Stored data
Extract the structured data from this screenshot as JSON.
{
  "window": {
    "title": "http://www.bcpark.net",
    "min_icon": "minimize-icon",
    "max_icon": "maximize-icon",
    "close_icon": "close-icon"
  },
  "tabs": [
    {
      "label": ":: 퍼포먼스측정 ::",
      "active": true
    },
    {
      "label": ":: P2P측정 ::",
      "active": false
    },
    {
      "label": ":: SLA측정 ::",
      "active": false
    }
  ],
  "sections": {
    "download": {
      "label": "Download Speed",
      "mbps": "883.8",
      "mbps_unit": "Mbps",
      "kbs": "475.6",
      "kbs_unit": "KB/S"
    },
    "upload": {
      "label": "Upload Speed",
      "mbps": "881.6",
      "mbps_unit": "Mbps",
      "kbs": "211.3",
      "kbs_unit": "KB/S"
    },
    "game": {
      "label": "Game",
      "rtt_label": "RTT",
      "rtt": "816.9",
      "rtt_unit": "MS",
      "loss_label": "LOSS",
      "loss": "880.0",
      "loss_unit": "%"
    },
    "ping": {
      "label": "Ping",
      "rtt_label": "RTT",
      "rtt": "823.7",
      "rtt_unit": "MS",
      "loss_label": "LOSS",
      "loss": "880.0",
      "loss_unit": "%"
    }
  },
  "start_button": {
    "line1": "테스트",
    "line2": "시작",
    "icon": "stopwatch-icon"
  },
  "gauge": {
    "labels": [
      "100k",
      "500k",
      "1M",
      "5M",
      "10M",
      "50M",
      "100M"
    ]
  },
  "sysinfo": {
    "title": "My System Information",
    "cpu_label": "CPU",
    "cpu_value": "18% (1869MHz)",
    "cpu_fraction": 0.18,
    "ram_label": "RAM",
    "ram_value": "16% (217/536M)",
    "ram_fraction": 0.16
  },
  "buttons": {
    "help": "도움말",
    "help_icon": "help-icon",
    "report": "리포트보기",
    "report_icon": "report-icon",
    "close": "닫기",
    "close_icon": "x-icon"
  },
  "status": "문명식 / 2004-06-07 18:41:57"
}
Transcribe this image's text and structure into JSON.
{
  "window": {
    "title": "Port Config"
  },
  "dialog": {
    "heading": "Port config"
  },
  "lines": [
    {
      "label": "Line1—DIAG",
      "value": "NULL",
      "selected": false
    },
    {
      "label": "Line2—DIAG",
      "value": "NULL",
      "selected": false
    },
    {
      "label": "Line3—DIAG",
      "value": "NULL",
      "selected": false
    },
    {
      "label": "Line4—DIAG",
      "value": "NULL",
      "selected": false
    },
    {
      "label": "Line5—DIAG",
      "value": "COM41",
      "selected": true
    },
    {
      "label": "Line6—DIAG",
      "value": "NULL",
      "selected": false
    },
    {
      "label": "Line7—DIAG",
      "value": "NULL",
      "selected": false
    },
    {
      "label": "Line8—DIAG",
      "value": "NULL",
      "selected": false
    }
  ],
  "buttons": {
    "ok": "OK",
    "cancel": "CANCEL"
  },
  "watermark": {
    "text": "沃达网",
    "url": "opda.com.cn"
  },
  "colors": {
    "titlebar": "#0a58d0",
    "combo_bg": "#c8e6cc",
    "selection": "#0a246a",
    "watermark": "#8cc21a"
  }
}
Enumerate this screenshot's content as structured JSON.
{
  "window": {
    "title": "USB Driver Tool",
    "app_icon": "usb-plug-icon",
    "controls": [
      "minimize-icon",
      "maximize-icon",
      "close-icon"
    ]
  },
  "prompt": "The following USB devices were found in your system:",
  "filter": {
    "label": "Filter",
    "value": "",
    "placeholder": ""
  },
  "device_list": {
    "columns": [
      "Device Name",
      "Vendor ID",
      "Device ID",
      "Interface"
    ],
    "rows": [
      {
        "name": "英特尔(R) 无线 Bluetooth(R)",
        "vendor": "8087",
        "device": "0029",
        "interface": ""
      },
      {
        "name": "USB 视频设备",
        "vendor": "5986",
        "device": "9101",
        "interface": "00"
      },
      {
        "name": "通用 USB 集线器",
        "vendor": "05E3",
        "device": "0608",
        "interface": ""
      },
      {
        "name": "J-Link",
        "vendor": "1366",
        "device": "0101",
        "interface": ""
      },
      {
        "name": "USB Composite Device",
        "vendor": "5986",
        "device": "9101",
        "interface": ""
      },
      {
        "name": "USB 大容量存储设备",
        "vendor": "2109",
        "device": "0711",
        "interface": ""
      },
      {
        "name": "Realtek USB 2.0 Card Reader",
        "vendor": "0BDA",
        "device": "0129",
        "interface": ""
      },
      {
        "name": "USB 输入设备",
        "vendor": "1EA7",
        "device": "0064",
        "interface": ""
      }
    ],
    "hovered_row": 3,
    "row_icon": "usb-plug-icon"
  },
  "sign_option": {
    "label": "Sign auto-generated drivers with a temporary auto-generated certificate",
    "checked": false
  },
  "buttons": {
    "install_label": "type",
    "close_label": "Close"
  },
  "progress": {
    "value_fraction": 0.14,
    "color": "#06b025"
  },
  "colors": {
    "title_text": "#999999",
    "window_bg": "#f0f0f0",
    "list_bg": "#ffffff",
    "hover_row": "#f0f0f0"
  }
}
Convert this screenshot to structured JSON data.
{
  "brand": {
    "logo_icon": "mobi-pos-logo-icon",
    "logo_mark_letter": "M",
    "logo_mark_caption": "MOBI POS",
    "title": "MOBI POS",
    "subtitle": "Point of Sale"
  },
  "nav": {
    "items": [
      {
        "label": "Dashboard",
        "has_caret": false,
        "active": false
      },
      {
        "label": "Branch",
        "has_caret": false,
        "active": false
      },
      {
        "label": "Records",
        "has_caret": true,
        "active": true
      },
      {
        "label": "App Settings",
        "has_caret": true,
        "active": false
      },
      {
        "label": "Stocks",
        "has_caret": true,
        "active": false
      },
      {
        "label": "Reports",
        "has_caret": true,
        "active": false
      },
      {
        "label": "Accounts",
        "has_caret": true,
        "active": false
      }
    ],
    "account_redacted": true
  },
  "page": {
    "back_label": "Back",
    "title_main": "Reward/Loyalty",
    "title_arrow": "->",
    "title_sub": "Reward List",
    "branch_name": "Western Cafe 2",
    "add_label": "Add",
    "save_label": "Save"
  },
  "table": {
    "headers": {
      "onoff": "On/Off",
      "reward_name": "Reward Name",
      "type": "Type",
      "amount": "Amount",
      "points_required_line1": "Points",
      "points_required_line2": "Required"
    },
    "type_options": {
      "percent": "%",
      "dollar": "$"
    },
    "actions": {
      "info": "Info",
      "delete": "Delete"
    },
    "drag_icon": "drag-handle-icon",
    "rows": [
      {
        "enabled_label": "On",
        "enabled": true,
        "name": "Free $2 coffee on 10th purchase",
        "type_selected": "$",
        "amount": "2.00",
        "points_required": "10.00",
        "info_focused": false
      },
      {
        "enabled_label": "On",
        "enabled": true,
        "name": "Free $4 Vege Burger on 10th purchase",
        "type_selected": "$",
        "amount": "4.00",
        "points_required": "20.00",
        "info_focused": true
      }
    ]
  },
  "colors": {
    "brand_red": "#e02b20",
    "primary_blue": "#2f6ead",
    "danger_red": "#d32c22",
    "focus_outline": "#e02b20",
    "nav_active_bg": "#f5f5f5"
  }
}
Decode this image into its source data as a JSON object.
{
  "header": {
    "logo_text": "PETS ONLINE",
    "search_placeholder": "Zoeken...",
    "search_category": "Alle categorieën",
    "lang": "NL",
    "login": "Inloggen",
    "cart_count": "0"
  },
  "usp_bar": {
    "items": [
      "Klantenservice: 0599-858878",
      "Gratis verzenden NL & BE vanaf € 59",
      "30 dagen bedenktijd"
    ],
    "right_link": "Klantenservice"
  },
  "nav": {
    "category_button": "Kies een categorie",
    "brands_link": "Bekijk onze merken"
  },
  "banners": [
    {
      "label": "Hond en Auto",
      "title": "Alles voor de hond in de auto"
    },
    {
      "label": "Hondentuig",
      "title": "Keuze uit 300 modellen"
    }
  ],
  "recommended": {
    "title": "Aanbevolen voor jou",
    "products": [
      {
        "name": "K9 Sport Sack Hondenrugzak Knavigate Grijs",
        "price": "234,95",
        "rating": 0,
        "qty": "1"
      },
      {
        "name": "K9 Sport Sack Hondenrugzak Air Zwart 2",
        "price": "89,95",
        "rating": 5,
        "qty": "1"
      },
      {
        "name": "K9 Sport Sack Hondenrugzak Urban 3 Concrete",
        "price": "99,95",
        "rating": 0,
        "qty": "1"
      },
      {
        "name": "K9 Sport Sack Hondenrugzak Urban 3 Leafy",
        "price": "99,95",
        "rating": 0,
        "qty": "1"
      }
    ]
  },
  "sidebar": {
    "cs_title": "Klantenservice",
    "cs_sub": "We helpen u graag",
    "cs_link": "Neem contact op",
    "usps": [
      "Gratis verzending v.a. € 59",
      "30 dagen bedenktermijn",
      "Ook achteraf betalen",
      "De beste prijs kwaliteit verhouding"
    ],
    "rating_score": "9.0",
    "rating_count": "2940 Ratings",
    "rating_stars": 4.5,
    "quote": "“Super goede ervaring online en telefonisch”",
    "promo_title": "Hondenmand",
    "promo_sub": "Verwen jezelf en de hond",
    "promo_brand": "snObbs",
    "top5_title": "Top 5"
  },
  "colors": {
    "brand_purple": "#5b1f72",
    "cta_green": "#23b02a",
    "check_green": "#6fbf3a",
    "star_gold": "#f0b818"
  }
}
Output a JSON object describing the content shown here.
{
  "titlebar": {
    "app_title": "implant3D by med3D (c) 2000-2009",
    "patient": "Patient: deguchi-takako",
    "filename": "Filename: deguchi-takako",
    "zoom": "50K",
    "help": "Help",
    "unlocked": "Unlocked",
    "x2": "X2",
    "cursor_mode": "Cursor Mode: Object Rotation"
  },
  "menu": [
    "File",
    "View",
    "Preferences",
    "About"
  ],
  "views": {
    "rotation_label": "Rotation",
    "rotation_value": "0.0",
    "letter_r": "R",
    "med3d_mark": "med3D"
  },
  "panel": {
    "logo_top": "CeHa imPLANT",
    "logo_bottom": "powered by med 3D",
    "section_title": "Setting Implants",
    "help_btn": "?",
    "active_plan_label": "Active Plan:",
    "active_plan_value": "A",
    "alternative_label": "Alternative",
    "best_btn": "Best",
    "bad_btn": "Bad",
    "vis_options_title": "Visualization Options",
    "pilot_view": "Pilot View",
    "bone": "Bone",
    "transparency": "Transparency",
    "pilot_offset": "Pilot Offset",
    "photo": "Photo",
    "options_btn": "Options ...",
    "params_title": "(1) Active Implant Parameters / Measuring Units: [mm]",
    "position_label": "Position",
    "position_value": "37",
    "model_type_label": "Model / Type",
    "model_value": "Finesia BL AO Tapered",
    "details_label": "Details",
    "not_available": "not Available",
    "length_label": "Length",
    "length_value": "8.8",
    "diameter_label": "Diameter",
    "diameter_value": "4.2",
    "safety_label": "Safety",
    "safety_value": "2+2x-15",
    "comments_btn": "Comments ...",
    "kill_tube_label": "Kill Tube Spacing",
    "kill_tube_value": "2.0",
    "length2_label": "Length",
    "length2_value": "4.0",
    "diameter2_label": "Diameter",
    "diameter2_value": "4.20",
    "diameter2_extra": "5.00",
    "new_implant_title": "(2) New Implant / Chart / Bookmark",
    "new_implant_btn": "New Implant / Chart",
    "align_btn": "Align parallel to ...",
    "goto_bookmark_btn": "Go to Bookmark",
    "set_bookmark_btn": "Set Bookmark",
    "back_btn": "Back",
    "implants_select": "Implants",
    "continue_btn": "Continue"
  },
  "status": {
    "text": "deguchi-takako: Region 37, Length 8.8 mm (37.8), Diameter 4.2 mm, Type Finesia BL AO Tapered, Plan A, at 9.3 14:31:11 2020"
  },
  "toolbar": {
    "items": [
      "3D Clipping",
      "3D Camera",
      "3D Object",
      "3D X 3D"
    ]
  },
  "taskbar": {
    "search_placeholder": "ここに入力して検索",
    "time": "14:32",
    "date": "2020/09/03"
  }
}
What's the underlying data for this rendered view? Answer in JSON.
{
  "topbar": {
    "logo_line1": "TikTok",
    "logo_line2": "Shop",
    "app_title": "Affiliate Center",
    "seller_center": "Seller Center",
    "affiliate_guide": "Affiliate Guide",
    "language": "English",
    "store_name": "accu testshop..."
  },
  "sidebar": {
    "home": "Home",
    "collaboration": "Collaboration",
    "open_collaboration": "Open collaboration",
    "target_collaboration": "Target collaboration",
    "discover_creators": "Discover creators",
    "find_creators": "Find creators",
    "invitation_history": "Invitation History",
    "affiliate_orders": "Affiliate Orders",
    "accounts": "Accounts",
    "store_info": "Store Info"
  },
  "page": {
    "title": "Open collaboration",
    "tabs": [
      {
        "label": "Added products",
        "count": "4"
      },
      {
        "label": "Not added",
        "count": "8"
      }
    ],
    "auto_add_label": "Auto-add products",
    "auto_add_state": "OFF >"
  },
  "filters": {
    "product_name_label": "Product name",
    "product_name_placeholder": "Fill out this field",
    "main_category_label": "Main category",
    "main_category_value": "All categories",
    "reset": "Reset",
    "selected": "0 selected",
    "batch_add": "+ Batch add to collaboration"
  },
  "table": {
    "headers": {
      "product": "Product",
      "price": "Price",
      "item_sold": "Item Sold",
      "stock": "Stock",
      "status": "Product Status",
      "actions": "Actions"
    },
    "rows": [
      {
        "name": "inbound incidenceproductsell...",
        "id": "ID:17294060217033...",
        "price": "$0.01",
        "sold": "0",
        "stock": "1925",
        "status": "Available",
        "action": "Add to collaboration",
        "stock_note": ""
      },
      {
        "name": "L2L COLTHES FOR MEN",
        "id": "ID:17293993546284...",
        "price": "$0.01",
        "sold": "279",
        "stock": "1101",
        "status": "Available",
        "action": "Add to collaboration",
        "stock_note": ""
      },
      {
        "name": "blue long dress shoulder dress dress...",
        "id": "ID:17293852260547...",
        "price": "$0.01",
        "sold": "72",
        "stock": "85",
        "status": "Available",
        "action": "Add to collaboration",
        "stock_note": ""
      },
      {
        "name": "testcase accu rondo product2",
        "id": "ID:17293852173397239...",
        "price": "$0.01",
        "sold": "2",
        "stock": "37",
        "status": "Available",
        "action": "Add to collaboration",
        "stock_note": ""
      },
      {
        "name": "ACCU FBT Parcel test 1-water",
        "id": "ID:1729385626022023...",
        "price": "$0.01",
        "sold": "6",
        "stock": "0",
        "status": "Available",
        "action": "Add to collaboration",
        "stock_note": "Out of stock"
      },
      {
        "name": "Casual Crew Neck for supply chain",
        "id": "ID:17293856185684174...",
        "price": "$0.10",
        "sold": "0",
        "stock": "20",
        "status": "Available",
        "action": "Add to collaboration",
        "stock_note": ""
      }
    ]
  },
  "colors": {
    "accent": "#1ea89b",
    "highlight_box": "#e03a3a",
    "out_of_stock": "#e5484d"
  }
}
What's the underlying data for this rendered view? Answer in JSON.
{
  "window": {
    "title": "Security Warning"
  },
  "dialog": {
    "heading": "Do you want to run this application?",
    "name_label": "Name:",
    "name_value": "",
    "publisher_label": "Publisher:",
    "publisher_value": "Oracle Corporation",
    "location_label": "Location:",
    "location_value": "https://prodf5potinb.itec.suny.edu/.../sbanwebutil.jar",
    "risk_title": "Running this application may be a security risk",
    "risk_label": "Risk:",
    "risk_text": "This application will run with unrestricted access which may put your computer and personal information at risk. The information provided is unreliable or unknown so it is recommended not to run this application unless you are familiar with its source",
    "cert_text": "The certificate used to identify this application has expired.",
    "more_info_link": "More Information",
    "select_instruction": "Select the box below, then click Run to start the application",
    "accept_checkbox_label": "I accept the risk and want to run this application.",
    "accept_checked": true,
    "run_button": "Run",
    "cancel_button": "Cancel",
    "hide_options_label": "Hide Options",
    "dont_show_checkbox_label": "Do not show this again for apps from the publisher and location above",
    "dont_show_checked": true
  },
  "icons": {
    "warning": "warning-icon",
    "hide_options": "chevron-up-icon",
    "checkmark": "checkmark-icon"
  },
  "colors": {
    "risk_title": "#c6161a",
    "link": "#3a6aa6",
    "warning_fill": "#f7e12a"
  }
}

• _OBJECTIVE_
Reply with one number only: the count of lines in the entries that contain "deguchi".

• _SOLUTION FOR THIS PROBLEM_
3